What is being asked:
Nothing may be dropped or altered: reproduce all the data.

Data extract:
--- begin ---

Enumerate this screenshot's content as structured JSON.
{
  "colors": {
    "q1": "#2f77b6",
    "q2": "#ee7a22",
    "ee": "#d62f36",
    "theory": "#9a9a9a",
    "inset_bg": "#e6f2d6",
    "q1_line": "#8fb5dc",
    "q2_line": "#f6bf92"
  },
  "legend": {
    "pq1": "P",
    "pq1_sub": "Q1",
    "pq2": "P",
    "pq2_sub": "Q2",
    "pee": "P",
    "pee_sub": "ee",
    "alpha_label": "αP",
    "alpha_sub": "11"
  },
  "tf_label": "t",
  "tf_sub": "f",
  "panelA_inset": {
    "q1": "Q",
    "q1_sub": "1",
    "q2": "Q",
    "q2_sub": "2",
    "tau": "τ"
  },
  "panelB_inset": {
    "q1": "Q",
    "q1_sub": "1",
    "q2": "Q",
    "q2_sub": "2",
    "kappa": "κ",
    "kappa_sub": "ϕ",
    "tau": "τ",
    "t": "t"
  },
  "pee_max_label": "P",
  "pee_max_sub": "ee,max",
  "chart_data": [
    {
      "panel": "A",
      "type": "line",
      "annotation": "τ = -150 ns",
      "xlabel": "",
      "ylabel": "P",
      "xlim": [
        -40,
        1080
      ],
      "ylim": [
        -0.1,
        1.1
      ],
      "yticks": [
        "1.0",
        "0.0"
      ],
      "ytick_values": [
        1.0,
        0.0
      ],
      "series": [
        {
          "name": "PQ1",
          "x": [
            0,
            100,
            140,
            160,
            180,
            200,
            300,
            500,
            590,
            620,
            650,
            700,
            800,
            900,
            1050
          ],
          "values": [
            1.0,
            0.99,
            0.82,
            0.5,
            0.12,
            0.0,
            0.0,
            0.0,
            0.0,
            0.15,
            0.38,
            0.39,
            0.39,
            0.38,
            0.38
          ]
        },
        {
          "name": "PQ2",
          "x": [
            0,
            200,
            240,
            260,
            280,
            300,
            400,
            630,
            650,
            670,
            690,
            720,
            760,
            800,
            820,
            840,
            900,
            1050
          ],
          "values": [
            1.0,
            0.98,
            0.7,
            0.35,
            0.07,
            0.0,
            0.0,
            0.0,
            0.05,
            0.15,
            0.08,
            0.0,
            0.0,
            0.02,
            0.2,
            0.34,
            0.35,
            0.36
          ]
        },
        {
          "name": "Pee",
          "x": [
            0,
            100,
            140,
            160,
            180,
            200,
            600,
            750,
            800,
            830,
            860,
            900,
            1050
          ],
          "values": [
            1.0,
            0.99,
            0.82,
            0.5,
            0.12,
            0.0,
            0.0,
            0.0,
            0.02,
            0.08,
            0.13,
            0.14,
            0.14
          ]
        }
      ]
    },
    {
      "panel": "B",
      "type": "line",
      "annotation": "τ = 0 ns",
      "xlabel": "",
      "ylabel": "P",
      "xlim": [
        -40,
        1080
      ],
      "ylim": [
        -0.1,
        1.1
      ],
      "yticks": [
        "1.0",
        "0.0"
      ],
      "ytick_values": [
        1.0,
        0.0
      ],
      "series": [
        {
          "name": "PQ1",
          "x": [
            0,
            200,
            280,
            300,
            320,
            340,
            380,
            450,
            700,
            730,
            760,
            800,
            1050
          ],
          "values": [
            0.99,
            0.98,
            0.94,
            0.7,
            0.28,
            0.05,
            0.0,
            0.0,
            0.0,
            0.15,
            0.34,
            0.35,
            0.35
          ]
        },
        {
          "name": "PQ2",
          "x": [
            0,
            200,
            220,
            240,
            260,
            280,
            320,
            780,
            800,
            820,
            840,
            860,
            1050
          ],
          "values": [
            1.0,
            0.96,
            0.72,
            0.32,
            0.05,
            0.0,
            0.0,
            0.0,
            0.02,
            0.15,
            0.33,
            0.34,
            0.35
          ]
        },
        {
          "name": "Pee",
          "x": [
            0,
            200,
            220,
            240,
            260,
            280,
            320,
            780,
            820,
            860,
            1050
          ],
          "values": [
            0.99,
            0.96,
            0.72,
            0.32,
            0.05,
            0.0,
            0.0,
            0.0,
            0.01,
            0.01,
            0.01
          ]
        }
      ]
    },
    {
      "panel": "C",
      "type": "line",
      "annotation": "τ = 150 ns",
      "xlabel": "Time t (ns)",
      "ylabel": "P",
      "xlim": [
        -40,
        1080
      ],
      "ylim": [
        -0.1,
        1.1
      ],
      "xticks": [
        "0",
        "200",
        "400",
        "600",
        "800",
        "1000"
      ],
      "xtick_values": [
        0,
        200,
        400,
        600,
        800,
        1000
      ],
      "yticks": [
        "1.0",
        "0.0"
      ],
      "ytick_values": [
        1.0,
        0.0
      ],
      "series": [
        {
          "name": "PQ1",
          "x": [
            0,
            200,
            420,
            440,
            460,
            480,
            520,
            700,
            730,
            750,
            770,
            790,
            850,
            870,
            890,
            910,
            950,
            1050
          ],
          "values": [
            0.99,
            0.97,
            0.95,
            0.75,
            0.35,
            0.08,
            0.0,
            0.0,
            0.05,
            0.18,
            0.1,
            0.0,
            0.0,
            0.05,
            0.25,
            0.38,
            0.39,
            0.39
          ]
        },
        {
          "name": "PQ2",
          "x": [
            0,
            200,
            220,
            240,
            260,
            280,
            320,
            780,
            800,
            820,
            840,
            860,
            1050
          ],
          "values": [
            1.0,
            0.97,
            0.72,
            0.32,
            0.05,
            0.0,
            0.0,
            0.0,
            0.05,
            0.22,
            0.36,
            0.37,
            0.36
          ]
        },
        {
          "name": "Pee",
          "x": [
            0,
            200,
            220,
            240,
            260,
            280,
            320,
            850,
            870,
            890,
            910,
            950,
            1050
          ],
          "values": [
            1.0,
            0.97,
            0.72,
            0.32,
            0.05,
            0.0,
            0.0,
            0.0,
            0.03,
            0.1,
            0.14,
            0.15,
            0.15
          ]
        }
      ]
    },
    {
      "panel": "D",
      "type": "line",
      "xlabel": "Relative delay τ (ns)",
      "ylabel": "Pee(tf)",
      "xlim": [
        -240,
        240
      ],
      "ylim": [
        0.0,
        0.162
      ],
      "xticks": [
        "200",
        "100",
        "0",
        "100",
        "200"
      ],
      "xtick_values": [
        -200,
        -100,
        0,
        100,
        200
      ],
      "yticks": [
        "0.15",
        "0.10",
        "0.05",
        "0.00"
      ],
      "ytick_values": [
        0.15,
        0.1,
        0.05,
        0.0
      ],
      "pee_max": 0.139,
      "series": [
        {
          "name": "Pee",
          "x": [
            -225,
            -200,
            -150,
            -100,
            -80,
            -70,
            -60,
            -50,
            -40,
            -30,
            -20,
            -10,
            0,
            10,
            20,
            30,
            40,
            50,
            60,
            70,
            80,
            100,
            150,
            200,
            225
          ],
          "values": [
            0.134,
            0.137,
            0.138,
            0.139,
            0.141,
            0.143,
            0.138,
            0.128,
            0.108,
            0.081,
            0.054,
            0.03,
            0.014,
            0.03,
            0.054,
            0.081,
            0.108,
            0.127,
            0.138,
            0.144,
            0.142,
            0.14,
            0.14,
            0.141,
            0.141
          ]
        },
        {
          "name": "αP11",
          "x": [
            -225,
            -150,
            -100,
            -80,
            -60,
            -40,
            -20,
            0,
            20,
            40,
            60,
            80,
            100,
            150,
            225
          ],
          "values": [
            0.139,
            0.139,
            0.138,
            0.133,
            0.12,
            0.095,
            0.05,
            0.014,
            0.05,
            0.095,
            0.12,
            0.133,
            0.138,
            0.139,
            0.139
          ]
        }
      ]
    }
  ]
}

--- end ---

Answer to the task:
Enumerate this screenshot's content as structured JSON.
{
  "colors": {
    "q1": "#2f77b6",
    "q2": "#ee7a22",
    "ee": "#d62f36",
    "theory": "#9a9a9a",
    "inset_bg": "#e6f2d6",
    "q1_line": "#8fb5dc",
    "q2_line": "#f6bf92"
  },
  "legend": {
    "pq1": "P",
    "pq1_sub": "Q1",
    "pq2": "P",
    "pq2_sub": "Q2",
    "pee": "P",
    "pee_sub": "ee",
    "alpha_label": "αP",
    "alpha_sub": "11"
  },
  "tf_label": "t",
  "tf_sub": "f",
  "panelA_inset": {
    "q1": "Q",
    "q1_sub": "1",
    "q2": "Q",
    "q2_sub": "2",
    "tau": "τ"
  },
  "panelB_inset": {
    "q1": "Q",
    "q1_sub": "1",
    "q2": "Q",
    "q2_sub": "2",
    "kappa": "κ",
    "kappa_sub": "ϕ",
    "tau": "τ",
    "t": "t"
  },
  "pee_max_label": "P",
  "pee_max_sub": "ee,max",
  "chart_data": [
    {
      "panel": "A",
      "type": "line",
      "annotation": "τ = -150 ns",
      "xlabel": "",
      "ylabel": "P",
      "xlim": [
        -40,
        1080
      ],
      "ylim": [
        -0.1,
        1.1
      ],
      "yticks": [
        "1.0",
        "0.0"
      ],
      "ytick_values": [
        1.0,
        0.0
      ],
      "series": [
        {
          "name": "PQ1",
          "x": [
            0,
            100,
            140,
            160,
            180,
            200,
            300,
            500,
            590,
            620,
            650,
            700,
            800,
            900,
            1050
          ],
          "values": [
            1.0,
            0.99,
            0.82,
            0.5,
            0.12,
            0.0,
            0.0,
            0.0,
            0.0,
            0.15,
            0.38,
            0.39,
            0.39,
            0.38,
            0.38
          ]
        },
        {
          "name": "PQ2",
          "x": [
            0,
            200,
            240,
            260,
            280,
            300,
            400,
            630,
            650,
            670,
            690,
            720,
            760,
            800,
            820,
            840,
            900,
            1050
          ],
          "values": [
            1.0,
            0.98,
            0.7,
            0.35,
            0.07,
            0.0,
            0.0,
            0.0,
            0.05,
            0.15,
            0.08,
            0.0,
            0.0,
            0.02,
            0.2,
            0.34,
            0.35,
            0.36
          ]
        },
        {
          "name": "Pee",
          "x": [
            0,
            100,
            140,
            160,
            180,
            200,
            600,
            750,
            800,
            830,
            860,
            900,
            1050
          ],
          "values": [
            1.0,
            0.99,
            0.82,
            0.5,
            0.12,
            0.0,
            0.0,
            0.0,
            0.02,
            0.08,
            0.13,
            0.14,
            0.14
          ]
        }
      ]
    },
    {
      "panel": "B",
      "type": "line",
      "annotation": "τ = 0 ns",
      "xlabel": "",
      "ylabel": "P",
      "xlim": [
        -40,
        1080
      ],
      "ylim": [
        -0.1,
        1.1
      ],
      "yticks": [
        "1.0",
        "0.0"
      ],
      "ytick_values": [
        1.0,
        0.0
      ],
      "series": [
        {
          "name": "PQ1",
          "x": [
            0,
            200,
            280,
            300,
            320,
            340,
            380,
            450,
            700,
            730,
            760,
            800,
            1050
          ],
          "values": [
            0.99,
            0.98,
            0.94,
            0.7,
            0.28,
            0.05,
            0.0,
            0.0,
            0.0,
            0.15,
            0.34,
            0.35,
            0.35
          ]
        },
        {
          "name": "PQ2",
          "x": [
            0,
            200,
            220,
            240,
            260,
            280,
            320,
            780,
            800,
            820,
            840,
            860,
            1050
          ],
          "values": [
            1.0,
            0.96,
            0.72,
            0.32,
            0.05,
            0.0,
            0.0,
            0.0,
            0.02,
            0.15,
            0.33,
            0.34,
            0.35
          ]
        },
        {
          "name": "Pee",
          "x": [
            0,
            200,
            220,
            240,
            260,
            280,
            320,
            780,
            820,
            860,
            1050
          ],
          "values": [
            0.99,
            0.96,
            0.72,
            0.32,
            0.05,
            0.0,
            0.0,
            0.0,
            0.01,
            0.01,
            0.01
          ]
        }
      ]
    },
    {
      "panel": "C",
      "type": "line",
      "annotation": "τ = 150 ns",
      "xlabel": "Time t (ns)",
      "ylabel": "P",
      "xlim": [
        -40,
        1080
      ],
      "ylim": [
        -0.1,
        1.1
      ],
      "xticks": [
        "0",
        "200",
        "400",
        "600",
        "800",
        "1000"
      ],
      "xtick_values": [
        0,
        200,
        400,
        600,
        800,
        1000
      ],
      "yticks": [
        "1.0",
        "0.0"
      ],
      "ytick_values": [
        1.0,
        0.0
      ],
      "series": [
        {
          "name": "PQ1",
          "x": [
            0,
            200,
            420,
            440,
            460,
            480,
            520,
            700,
            730,
            750,
            770,
            790,
            850,
            870,
            890,
            910,
            950,
            1050
          ],
          "values": [
            0.99,
            0.97,
            0.95,
            0.75,
            0.35,
            0.08,
            0.0,
            0.0,
            0.05,
            0.18,
            0.1,
            0.0,
            0.0,
            0.05,
            0.25,
            0.38,
            0.39,
            0.39
          ]
        },
        {
          "name": "PQ2",
          "x": [
            0,
            200,
            220,
            240,
            260,
            280,
            320,
            780,
            800,
            820,
            840,
            860,
            1050
          ],
          "values": [
            1.0,
            0.97,
            0.72,
            0.32,
            0.05,
            0.0,
            0.0,
            0.0,
            0.05,
            0.22,
            0.36,
            0.37,
            0.36
          ]
        },
        {
          "name": "Pee",
          "x": [
            0,
            200,
            220,
            240,
            260,
            280,
            320,
            850,
            870,
            890,
            910,
            950,
            1050
          ],
          "values": [
            1.0,
            0.97,
            0.72,
            0.32,
            0.05,
            0.0,
            0.0,
            0.0,
            0.03,
            0.1,
            0.14,
            0.15,
            0.15
          ]
        }
      ]
    },
    {
      "panel": "D",
      "type": "line",
      "xlabel": "Relative delay τ (ns)",
      "ylabel": "Pee(tf)",
      "xlim": [
        -240,
        240
      ],
      "ylim": [
        0.0,
        0.162
      ],
      "xticks": [
        "200",
        "100",
        "0",
        "100",
        "200"
      ],
      "xtick_values": [
        -200,
        -100,
        0,
        100,
        200
      ],
      "yticks": [
        "0.15",
        "0.10",
        "0.05",
        "0.00"
      ],
      "ytick_values": [
        0.15,
        0.1,
        0.05,
        0.0
      ],
      "pee_max": 0.139,
      "series": [
        {
          "name": "Pee",
          "x": [
            -225,
            -200,
            -150,
            -100,
            -80,
            -70,
            -60,
            -50,
            -40,
            -30,
            -20,
            -10,
            0,
            10,
            20,
            30,
            40,
            50,
            60,
            70,
            80,
            100,
            150,
            200,
            225
          ],
          "values": [
            0.134,
            0.137,
            0.138,
            0.139,
            0.141,
            0.143,
            0.138,
            0.128,
            0.108,
            0.081,
            0.054,
            0.03,
            0.014,
            0.03,
            0.054,
            0.081,
            0.108,
            0.127,
            0.138,
            0.144,
            0.142,
            0.14,
            0.14,
            0.141,
            0.141
          ]
        },
        {
          "name": "αP11",
          "x": [
            -225,
            -150,
            -100,
            -80,
            -60,
            -40,
            -20,
            0,
            20,
            40,
            60,
            80,
            100,
            150,
            225
          ],
          "values": [
            0.139,
            0.139,
            0.138,
            0.133,
            0.12,
            0.095,
            0.05,
            0.014,
            0.05,
            0.095,
            0.12,
            0.133,
            0.138,
            0.139,
            0.139
          ]
        }
      ]
    }
  ]
}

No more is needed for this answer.